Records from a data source
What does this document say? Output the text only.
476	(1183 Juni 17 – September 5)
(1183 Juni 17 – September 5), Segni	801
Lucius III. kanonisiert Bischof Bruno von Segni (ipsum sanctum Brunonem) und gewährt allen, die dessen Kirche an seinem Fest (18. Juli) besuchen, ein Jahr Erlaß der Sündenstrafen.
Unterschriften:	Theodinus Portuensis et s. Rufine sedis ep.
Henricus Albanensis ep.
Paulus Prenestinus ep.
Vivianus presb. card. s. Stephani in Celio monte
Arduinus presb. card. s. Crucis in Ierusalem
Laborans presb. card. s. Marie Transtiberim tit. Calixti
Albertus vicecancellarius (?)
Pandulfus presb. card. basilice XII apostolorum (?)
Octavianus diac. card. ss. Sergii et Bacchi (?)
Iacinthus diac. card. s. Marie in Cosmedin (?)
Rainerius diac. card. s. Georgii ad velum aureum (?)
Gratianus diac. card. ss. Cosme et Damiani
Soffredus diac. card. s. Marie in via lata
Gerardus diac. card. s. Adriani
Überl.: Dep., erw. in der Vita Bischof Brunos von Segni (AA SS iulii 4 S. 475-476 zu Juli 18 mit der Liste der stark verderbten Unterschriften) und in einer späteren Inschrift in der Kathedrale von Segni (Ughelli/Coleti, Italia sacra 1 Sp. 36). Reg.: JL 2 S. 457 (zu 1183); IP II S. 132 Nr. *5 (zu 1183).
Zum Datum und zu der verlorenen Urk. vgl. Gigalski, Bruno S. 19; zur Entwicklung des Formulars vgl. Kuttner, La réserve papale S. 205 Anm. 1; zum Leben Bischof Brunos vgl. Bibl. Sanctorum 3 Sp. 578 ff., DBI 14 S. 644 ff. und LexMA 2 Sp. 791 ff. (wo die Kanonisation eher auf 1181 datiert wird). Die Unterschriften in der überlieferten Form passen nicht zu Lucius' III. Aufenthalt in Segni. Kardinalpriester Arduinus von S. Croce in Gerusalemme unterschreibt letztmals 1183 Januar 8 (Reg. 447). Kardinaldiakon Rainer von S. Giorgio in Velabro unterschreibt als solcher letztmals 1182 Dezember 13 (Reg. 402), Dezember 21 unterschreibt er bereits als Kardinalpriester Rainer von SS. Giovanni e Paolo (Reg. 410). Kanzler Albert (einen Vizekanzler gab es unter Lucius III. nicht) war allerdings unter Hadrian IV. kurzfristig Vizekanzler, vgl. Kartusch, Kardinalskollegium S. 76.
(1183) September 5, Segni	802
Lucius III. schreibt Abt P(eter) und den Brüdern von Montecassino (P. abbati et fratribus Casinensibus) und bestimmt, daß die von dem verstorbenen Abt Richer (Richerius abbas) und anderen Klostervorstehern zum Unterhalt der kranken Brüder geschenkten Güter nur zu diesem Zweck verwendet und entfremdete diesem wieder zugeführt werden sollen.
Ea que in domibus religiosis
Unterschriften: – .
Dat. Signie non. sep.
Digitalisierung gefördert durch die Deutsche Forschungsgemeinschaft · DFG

* [To be done]
Copy out each line of the records where the string "Juni" appears.

* [The result]
476	(1183 Juni 17 – September 5)
(1183 Juni 17 – September 5), Segni	801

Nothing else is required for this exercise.